* [Extracted material]
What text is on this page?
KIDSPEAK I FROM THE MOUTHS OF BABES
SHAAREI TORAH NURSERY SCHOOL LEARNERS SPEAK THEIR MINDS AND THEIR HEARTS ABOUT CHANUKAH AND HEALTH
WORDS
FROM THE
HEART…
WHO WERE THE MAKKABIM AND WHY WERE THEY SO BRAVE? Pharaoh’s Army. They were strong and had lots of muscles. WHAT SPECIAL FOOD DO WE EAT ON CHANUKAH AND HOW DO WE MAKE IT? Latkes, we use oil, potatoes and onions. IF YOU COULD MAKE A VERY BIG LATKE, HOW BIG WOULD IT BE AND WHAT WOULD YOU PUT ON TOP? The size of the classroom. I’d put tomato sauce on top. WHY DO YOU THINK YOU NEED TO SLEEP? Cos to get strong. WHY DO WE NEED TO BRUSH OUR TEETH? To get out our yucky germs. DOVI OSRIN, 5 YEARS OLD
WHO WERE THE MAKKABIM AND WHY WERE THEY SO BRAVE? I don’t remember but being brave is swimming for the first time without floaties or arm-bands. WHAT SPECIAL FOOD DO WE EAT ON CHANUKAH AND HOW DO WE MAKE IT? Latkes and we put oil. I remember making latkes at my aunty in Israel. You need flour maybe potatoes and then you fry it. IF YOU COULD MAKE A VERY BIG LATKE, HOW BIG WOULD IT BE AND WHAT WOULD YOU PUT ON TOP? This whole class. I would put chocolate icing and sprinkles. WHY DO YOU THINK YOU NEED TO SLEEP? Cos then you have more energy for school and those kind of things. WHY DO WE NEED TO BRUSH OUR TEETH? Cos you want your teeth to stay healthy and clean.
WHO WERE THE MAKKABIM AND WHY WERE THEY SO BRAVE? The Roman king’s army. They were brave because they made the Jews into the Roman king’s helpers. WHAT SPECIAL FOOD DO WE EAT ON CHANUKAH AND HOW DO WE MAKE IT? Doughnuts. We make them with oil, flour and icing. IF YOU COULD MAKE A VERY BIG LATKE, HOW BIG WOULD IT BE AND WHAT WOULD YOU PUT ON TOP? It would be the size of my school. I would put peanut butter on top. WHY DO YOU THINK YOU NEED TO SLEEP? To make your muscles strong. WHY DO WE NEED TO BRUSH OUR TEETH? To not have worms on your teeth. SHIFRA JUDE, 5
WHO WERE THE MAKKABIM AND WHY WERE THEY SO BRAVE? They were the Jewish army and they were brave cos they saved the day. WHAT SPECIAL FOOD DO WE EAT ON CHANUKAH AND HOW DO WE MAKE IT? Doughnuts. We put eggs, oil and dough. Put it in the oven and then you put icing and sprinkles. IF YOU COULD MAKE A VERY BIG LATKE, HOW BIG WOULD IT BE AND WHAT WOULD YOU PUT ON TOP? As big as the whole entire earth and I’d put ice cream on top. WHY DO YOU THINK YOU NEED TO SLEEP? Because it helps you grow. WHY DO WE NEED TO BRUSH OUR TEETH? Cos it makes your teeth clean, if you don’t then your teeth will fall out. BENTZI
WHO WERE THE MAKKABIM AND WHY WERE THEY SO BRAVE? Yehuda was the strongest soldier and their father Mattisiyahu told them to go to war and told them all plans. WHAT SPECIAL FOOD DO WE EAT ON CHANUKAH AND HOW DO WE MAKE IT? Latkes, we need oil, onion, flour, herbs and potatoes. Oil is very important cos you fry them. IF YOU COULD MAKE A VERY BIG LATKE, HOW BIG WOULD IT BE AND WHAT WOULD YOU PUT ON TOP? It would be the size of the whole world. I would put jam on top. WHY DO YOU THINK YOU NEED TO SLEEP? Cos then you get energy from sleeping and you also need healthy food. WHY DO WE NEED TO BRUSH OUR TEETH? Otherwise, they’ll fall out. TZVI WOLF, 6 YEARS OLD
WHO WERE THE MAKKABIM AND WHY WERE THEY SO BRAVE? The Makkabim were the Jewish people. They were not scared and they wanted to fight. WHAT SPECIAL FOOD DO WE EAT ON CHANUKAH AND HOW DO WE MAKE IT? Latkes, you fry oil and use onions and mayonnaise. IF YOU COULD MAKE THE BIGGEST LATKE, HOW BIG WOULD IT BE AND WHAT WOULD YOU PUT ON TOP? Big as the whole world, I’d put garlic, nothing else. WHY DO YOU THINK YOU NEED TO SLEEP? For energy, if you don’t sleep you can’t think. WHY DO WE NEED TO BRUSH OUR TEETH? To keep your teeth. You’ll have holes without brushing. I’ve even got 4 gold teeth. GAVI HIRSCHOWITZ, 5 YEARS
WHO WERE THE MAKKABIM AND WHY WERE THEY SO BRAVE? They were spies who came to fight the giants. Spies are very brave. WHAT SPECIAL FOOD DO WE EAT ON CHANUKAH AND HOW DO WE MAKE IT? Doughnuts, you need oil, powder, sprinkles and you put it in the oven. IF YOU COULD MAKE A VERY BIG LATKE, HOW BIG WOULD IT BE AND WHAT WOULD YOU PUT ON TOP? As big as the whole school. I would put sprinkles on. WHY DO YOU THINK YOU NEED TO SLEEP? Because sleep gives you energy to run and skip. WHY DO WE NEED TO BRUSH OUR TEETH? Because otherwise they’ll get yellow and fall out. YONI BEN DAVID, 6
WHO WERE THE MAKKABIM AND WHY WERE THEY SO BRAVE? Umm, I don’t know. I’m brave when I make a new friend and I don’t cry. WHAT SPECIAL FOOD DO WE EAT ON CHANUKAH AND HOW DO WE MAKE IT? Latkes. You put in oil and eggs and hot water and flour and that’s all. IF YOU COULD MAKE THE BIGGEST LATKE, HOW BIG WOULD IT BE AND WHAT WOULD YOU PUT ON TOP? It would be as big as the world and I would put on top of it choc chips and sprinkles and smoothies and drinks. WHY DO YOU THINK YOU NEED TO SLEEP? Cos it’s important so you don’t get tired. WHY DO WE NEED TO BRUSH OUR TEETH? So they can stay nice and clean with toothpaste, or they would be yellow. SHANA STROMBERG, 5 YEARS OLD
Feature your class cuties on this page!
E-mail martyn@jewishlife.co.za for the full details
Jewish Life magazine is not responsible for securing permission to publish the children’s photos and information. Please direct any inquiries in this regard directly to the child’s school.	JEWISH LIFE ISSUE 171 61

* [Exercise]
Reproduce every line of the listing above in which the string "page" appears.

* [Completed exercise]
What text is on this page?
Feature your class cuties on this page!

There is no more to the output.